>>>

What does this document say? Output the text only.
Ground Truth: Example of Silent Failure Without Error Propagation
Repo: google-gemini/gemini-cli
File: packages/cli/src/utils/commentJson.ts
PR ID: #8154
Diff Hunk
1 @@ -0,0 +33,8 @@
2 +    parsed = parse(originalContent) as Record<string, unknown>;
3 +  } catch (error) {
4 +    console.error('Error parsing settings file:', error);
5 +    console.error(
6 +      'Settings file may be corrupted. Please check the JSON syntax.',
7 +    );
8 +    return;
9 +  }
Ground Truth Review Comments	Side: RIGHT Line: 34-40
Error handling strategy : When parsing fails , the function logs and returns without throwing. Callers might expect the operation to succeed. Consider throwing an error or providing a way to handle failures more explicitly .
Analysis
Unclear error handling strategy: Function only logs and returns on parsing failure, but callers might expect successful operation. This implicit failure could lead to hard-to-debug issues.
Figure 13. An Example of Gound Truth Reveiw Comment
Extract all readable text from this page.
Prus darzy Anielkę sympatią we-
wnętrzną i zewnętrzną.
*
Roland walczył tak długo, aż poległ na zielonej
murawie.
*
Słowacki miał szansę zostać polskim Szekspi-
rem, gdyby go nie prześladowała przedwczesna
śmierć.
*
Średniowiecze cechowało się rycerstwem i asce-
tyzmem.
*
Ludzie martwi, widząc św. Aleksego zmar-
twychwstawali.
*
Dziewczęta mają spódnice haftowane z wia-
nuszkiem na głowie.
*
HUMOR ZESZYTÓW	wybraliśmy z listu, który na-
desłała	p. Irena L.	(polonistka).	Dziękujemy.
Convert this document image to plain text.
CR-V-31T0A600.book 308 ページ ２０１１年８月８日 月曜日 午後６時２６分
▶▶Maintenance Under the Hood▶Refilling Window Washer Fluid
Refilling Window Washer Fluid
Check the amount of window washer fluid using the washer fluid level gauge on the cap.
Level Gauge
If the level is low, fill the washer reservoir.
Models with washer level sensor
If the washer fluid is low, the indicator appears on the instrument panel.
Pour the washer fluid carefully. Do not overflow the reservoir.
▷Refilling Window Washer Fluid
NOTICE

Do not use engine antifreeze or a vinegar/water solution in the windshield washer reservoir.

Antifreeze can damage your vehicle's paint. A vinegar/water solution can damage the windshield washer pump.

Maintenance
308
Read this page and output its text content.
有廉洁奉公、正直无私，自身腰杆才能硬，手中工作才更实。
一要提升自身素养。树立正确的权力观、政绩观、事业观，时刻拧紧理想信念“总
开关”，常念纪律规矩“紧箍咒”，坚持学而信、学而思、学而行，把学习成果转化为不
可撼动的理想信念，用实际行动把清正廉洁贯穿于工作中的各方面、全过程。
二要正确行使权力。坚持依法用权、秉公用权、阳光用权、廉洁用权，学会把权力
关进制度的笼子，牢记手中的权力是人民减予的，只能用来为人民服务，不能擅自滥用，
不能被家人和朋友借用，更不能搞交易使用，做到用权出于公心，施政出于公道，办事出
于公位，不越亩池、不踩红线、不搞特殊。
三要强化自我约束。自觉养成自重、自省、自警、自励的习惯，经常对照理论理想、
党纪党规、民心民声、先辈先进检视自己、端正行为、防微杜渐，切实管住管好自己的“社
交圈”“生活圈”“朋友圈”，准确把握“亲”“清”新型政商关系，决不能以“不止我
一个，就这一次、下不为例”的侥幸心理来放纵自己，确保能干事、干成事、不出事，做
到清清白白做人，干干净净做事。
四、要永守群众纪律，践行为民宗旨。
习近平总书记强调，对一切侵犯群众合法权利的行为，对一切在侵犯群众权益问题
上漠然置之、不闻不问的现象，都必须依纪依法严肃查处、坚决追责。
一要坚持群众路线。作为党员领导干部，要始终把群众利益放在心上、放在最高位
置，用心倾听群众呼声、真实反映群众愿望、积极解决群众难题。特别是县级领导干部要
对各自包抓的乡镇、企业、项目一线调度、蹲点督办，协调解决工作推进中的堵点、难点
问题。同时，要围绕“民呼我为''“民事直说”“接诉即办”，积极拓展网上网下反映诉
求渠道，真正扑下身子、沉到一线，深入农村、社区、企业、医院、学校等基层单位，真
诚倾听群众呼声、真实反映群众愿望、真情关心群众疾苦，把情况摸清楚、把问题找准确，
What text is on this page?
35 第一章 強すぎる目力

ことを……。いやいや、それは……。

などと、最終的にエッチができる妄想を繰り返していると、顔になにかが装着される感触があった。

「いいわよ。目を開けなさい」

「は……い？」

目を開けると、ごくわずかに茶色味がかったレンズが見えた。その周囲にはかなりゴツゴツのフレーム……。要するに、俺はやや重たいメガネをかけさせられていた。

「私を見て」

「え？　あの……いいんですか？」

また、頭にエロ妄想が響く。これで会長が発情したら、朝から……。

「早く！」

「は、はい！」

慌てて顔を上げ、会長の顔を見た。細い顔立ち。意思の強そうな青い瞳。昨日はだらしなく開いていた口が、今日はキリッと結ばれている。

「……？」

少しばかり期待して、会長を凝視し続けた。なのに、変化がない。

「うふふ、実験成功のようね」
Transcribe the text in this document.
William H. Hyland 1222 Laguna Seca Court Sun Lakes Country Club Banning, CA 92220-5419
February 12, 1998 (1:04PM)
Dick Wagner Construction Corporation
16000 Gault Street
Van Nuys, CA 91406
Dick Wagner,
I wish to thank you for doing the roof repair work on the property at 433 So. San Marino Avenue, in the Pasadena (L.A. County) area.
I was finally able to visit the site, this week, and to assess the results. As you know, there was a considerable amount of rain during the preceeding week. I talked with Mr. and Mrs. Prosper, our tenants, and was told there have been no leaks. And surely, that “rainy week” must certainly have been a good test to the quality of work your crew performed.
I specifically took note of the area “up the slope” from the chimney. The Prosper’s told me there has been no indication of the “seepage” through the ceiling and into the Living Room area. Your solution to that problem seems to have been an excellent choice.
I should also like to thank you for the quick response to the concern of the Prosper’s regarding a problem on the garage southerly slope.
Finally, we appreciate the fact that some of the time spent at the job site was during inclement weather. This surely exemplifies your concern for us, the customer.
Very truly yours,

<<<

Brief
Extract the data exactly as given.

Reply to the task
What does this document say? Output the text only.
Ground Truth: Example of Silent Failure Without Error Propagation
Repo: google-gemini/gemini-cli
File: packages/cli/src/utils/commentJson.ts
PR ID: #8154
Diff Hunk
1 @@ -0,0 +33,8 @@
2 +    parsed = parse(originalContent) as Record<string, unknown>;
3 +  } catch (error) {
4 +    console.error('Error parsing settings file:', error);
5 +    console.error(
6 +      'Settings file may be corrupted. Please check the JSON syntax.',
7 +    );
8 +    return;
9 +  }
Ground Truth Review Comments	Side: RIGHT Line: 34-40
Error handling strategy : When parsing fails , the function logs and returns without throwing. Callers might expect the operation to succeed. Consider throwing an error or providing a way to handle failures more explicitly .
Analysis
Unclear error handling strategy: Function only logs and returns on parsing failure, but callers might expect successful operation. This implicit failure could lead to hard-to-debug issues.
Figure 13. An Example of Gound Truth Reveiw Comment
Extract all readable text from this page.
Prus darzy Anielkę sympatią we-
wnętrzną i zewnętrzną.
*
Roland walczył tak długo, aż poległ na zielonej
murawie.
*
Słowacki miał szansę zostać polskim Szekspi-
rem, gdyby go nie prześladowała przedwczesna
śmierć.
*
Średniowiecze cechowało się rycerstwem i asce-
tyzmem.
*
Ludzie martwi, widząc św. Aleksego zmar-
twychwstawali.
*
Dziewczęta mają spódnice haftowane z wia-
nuszkiem na głowie.
*
HUMOR ZESZYTÓW	wybraliśmy z listu, który na-
desłała	p. Irena L.	(polonistka).	Dziękujemy.
Convert this document image to plain text.
CR-V-31T0A600.book 308 ページ ２０１１年８月８日 月曜日 午後６時２６分
▶▶Maintenance Under the Hood▶Refilling Window Washer Fluid
Refilling Window Washer Fluid
Check the amount of window washer fluid using the washer fluid level gauge on the cap.
Level Gauge
If the level is low, fill the washer reservoir.
Models with washer level sensor
If the washer fluid is low, the indicator appears on the instrument panel.
Pour the washer fluid carefully. Do not overflow the reservoir.
▷Refilling Window Washer Fluid
NOTICE

Do not use engine antifreeze or a vinegar/water solution in the windshield washer reservoir.

Antifreeze can damage your vehicle's paint. A vinegar/water solution can damage the windshield washer pump.

Maintenance
308
Read this page and output its text content.
有廉洁奉公、正直无私，自身腰杆才能硬，手中工作才更实。
一要提升自身素养。树立正确的权力观、政绩观、事业观，时刻拧紧理想信念“总
开关”，常念纪律规矩“紧箍咒”，坚持学而信、学而思、学而行，把学习成果转化为不
可撼动的理想信念，用实际行动把清正廉洁贯穿于工作中的各方面、全过程。
二要正确行使权力。坚持依法用权、秉公用权、阳光用权、廉洁用权，学会把权力
关进制度的笼子，牢记手中的权力是人民减予的，只能用来为人民服务，不能擅自滥用，
不能被家人和朋友借用，更不能搞交易使用，做到用权出于公心，施政出于公道，办事出
于公位，不越亩池、不踩红线、不搞特殊。
三要强化自我约束。自觉养成自重、自省、自警、自励的习惯，经常对照理论理想、
党纪党规、民心民声、先辈先进检视自己、端正行为、防微杜渐，切实管住管好自己的“社
交圈”“生活圈”“朋友圈”，准确把握“亲”“清”新型政商关系，决不能以“不止我
一个，就这一次、下不为例”的侥幸心理来放纵自己，确保能干事、干成事、不出事，做
到清清白白做人，干干净净做事。
四、要永守群众纪律，践行为民宗旨。
习近平总书记强调，对一切侵犯群众合法权利的行为，对一切在侵犯群众权益问题
上漠然置之、不闻不问的现象，都必须依纪依法严肃查处、坚决追责。
一要坚持群众路线。作为党员领导干部，要始终把群众利益放在心上、放在最高位
置，用心倾听群众呼声、真实反映群众愿望、积极解决群众难题。特别是县级领导干部要
对各自包抓的乡镇、企业、项目一线调度、蹲点督办，协调解决工作推进中的堵点、难点
问题。同时，要围绕“民呼我为''“民事直说”“接诉即办”，积极拓展网上网下反映诉
求渠道，真正扑下身子、沉到一线，深入农村、社区、企业、医院、学校等基层单位，真
诚倾听群众呼声、真实反映群众愿望、真情关心群众疾苦，把情况摸清楚、把问题找准确，
What text is on this page?
35 第一章 強すぎる目力

ことを……。いやいや、それは……。

などと、最終的にエッチができる妄想を繰り返していると、顔になにかが装着される感触があった。

「いいわよ。目を開けなさい」

「は……い？」

目を開けると、ごくわずかに茶色味がかったレンズが見えた。その周囲にはかなりゴツゴツのフレーム……。要するに、俺はやや重たいメガネをかけさせられていた。

「私を見て」

「え？　あの……いいんですか？」

また、頭にエロ妄想が響く。これで会長が発情したら、朝から……。

「早く！」

「は、はい！」

慌てて顔を上げ、会長の顔を見た。細い顔立ち。意思の強そうな青い瞳。昨日はだらしなく開いていた口が、今日はキリッと結ばれている。

「……？」

少しばかり期待して、会長を凝視し続けた。なのに、変化がない。

「うふふ、実験成功のようね」
Transcribe the text in this document.
William H. Hyland 1222 Laguna Seca Court Sun Lakes Country Club Banning, CA 92220-5419
February 12, 1998 (1:04PM)
Dick Wagner Construction Corporation
16000 Gault Street
Van Nuys, CA 91406
Dick Wagner,
I wish to thank you for doing the roof repair work on the property at 433 So. San Marino Avenue, in the Pasadena (L.A. County) area.
I was finally able to visit the site, this week, and to assess the results. As you know, there was a considerable amount of rain during the preceeding week. I talked with Mr. and Mrs. Prosper, our tenants, and was told there have been no leaks. And surely, that “rainy week” must certainly have been a good test to the quality of work your crew performed.
I specifically took note of the area “up the slope” from the chimney. The Prosper’s told me there has been no indication of the “seepage” through the ceiling and into the Living Room area. Your solution to that problem seems to have been an excellent choice.
I should also like to thank you for the quick response to the concern of the Prosper’s regarding a problem on the garage southerly slope.
Finally, we appreciate the fact that some of the time spent at the job site was during inclement weather. This surely exemplifies your concern for us, the customer.
Very truly yours,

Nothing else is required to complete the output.